◆ Directive ◆
Would you return the complete listing below word for word?

◆ Record set ◆

============

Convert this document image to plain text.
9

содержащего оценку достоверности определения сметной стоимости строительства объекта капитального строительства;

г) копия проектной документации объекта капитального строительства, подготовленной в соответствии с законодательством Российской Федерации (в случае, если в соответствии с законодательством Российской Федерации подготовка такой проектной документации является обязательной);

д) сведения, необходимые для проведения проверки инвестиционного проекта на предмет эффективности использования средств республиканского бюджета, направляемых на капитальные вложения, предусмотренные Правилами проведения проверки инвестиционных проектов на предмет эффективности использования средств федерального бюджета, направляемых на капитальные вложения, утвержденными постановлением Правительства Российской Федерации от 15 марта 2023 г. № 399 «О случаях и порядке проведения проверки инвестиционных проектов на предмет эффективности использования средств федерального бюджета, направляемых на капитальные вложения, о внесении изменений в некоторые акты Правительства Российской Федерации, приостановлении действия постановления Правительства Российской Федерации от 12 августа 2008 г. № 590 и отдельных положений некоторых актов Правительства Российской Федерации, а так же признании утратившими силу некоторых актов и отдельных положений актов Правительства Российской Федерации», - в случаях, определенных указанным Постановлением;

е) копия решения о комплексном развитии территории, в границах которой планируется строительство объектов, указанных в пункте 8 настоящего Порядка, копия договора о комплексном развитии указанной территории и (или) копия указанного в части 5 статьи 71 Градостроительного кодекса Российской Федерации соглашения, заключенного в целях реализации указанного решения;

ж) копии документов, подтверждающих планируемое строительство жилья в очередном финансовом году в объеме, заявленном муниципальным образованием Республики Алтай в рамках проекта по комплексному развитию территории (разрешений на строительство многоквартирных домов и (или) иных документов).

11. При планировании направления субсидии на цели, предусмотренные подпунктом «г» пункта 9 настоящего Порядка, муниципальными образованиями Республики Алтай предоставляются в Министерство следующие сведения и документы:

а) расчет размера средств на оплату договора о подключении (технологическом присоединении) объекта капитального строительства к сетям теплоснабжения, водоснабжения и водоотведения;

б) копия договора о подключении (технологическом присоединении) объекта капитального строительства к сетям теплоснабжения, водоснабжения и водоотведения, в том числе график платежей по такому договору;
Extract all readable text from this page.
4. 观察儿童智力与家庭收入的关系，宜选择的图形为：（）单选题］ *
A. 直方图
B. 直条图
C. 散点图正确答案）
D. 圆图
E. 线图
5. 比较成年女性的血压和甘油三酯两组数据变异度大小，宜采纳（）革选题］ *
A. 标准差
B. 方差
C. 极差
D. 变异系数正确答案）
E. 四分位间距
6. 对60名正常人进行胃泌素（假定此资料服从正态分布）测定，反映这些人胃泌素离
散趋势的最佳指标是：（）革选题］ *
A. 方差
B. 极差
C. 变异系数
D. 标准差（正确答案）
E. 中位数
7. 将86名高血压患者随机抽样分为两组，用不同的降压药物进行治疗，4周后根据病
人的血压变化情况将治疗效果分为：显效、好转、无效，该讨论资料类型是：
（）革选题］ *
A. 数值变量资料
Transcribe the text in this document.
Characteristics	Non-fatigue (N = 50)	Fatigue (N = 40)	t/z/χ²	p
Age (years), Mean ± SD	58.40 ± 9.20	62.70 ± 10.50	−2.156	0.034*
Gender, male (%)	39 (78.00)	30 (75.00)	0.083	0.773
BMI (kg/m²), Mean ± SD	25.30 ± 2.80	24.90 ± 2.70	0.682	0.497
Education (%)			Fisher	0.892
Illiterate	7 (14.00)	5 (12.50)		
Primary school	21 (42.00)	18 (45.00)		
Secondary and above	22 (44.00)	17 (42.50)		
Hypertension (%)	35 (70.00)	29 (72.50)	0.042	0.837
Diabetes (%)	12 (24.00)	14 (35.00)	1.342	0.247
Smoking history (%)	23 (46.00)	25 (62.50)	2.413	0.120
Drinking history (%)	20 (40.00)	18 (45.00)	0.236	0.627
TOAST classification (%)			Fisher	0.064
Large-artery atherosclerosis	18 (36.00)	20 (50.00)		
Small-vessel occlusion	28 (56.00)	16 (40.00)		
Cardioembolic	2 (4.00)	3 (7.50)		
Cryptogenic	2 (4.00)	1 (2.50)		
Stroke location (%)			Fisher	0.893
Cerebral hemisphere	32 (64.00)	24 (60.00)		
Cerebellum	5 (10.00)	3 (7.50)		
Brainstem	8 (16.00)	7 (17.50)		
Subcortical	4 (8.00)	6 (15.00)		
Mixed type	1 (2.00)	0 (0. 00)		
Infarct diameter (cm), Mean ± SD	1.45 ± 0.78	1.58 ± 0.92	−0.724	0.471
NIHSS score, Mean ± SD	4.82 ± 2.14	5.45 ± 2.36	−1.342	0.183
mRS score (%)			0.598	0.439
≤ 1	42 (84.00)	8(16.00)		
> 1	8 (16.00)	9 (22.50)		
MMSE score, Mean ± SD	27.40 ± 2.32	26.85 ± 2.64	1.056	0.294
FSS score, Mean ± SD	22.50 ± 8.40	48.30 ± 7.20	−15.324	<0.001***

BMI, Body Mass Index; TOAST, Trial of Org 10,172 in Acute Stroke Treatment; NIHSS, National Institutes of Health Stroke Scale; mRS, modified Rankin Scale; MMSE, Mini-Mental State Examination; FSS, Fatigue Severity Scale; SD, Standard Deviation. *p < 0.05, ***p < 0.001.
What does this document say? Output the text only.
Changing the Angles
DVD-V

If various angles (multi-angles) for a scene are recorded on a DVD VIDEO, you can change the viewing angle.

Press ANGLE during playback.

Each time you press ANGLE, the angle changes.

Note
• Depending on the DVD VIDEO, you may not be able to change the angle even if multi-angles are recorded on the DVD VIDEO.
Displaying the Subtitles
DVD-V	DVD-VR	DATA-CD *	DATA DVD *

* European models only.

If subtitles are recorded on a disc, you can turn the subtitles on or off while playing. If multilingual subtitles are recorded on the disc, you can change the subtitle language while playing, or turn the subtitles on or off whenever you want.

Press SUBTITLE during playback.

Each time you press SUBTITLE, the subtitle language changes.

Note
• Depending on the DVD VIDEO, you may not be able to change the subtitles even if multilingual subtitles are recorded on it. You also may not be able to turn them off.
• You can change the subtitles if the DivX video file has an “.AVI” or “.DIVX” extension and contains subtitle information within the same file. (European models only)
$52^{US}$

============

◆ Exercise output ◆
Convert this document image to plain text.
9

содержащего оценку достоверности определения сметной стоимости строительства объекта капитального строительства;

г) копия проектной документации объекта капитального строительства, подготовленной в соответствии с законодательством Российской Федерации (в случае, если в соответствии с законодательством Российской Федерации подготовка такой проектной документации является обязательной);

д) сведения, необходимые для проведения проверки инвестиционного проекта на предмет эффективности использования средств республиканского бюджета, направляемых на капитальные вложения, предусмотренные Правилами проведения проверки инвестиционных проектов на предмет эффективности использования средств федерального бюджета, направляемых на капитальные вложения, утвержденными постановлением Правительства Российской Федерации от 15 марта 2023 г. № 399 «О случаях и порядке проведения проверки инвестиционных проектов на предмет эффективности использования средств федерального бюджета, направляемых на капитальные вложения, о внесении изменений в некоторые акты Правительства Российской Федерации, приостановлении действия постановления Правительства Российской Федерации от 12 августа 2008 г. № 590 и отдельных положений некоторых актов Правительства Российской Федерации, а так же признании утратившими силу некоторых актов и отдельных положений актов Правительства Российской Федерации», - в случаях, определенных указанным Постановлением;

е) копия решения о комплексном развитии территории, в границах которой планируется строительство объектов, указанных в пункте 8 настоящего Порядка, копия договора о комплексном развитии указанной территории и (или) копия указанного в части 5 статьи 71 Градостроительного кодекса Российской Федерации соглашения, заключенного в целях реализации указанного решения;

ж) копии документов, подтверждающих планируемое строительство жилья в очередном финансовом году в объеме, заявленном муниципальным образованием Республики Алтай в рамках проекта по комплексному развитию территории (разрешений на строительство многоквартирных домов и (или) иных документов).

11. При планировании направления субсидии на цели, предусмотренные подпунктом «г» пункта 9 настоящего Порядка, муниципальными образованиями Республики Алтай предоставляются в Министерство следующие сведения и документы:

а) расчет размера средств на оплату договора о подключении (технологическом присоединении) объекта капитального строительства к сетям теплоснабжения, водоснабжения и водоотведения;

б) копия договора о подключении (технологическом присоединении) объекта капитального строительства к сетям теплоснабжения, водоснабжения и водоотведения, в том числе график платежей по такому договору;
Extract all readable text from this page.
4. 观察儿童智力与家庭收入的关系，宜选择的图形为：（）单选题］ *
A. 直方图
B. 直条图
C. 散点图正确答案）
D. 圆图
E. 线图
5. 比较成年女性的血压和甘油三酯两组数据变异度大小，宜采纳（）革选题］ *
A. 标准差
B. 方差
C. 极差
D. 变异系数正确答案）
E. 四分位间距
6. 对60名正常人进行胃泌素（假定此资料服从正态分布）测定，反映这些人胃泌素离
散趋势的最佳指标是：（）革选题］ *
A. 方差
B. 极差
C. 变异系数
D. 标准差（正确答案）
E. 中位数
7. 将86名高血压患者随机抽样分为两组，用不同的降压药物进行治疗，4周后根据病
人的血压变化情况将治疗效果分为：显效、好转、无效，该讨论资料类型是：
（）革选题］ *
A. 数值变量资料
Transcribe the text in this document.
Characteristics	Non-fatigue (N = 50)	Fatigue (N = 40)	t/z/χ²	p
Age (years), Mean ± SD	58.40 ± 9.20	62.70 ± 10.50	−2.156	0.034*
Gender, male (%)	39 (78.00)	30 (75.00)	0.083	0.773
BMI (kg/m²), Mean ± SD	25.30 ± 2.80	24.90 ± 2.70	0.682	0.497
Education (%)			Fisher	0.892
Illiterate	7 (14.00)	5 (12.50)		
Primary school	21 (42.00)	18 (45.00)		
Secondary and above	22 (44.00)	17 (42.50)		
Hypertension (%)	35 (70.00)	29 (72.50)	0.042	0.837
Diabetes (%)	12 (24.00)	14 (35.00)	1.342	0.247
Smoking history (%)	23 (46.00)	25 (62.50)	2.413	0.120
Drinking history (%)	20 (40.00)	18 (45.00)	0.236	0.627
TOAST classification (%)			Fisher	0.064
Large-artery atherosclerosis	18 (36.00)	20 (50.00)		
Small-vessel occlusion	28 (56.00)	16 (40.00)		
Cardioembolic	2 (4.00)	3 (7.50)		
Cryptogenic	2 (4.00)	1 (2.50)		
Stroke location (%)			Fisher	0.893
Cerebral hemisphere	32 (64.00)	24 (60.00)		
Cerebellum	5 (10.00)	3 (7.50)		
Brainstem	8 (16.00)	7 (17.50)		
Subcortical	4 (8.00)	6 (15.00)		
Mixed type	1 (2.00)	0 (0. 00)		
Infarct diameter (cm), Mean ± SD	1.45 ± 0.78	1.58 ± 0.92	−0.724	0.471
NIHSS score, Mean ± SD	4.82 ± 2.14	5.45 ± 2.36	−1.342	0.183
mRS score (%)			0.598	0.439
≤ 1	42 (84.00)	8(16.00)		
> 1	8 (16.00)	9 (22.50)		
MMSE score, Mean ± SD	27.40 ± 2.32	26.85 ± 2.64	1.056	0.294
FSS score, Mean ± SD	22.50 ± 8.40	48.30 ± 7.20	−15.324	<0.001***

BMI, Body Mass Index; TOAST, Trial of Org 10,172 in Acute Stroke Treatment; NIHSS, National Institutes of Health Stroke Scale; mRS, modified Rankin Scale; MMSE, Mini-Mental State Examination; FSS, Fatigue Severity Scale; SD, Standard Deviation. *p < 0.05, ***p < 0.001.
What does this document say? Output the text only.
Changing the Angles
DVD-V

If various angles (multi-angles) for a scene are recorded on a DVD VIDEO, you can change the viewing angle.

Press ANGLE during playback.

Each time you press ANGLE, the angle changes.

Note
• Depending on the DVD VIDEO, you may not be able to change the angle even if multi-angles are recorded on the DVD VIDEO.
Displaying the Subtitles
DVD-V	DVD-VR	DATA-CD *	DATA DVD *

* European models only.

If subtitles are recorded on a disc, you can turn the subtitles on or off while playing. If multilingual subtitles are recorded on the disc, you can change the subtitle language while playing, or turn the subtitles on or off whenever you want.

Press SUBTITLE during playback.

Each time you press SUBTITLE, the subtitle language changes.

Note
• Depending on the DVD VIDEO, you may not be able to change the subtitles even if multilingual subtitles are recorded on it. You also may not be able to turn them off.
• You can change the subtitles if the DivX video file has an “.AVI” or “.DIVX” extension and contains subtitle information within the same file. (European models only)
$52^{US}$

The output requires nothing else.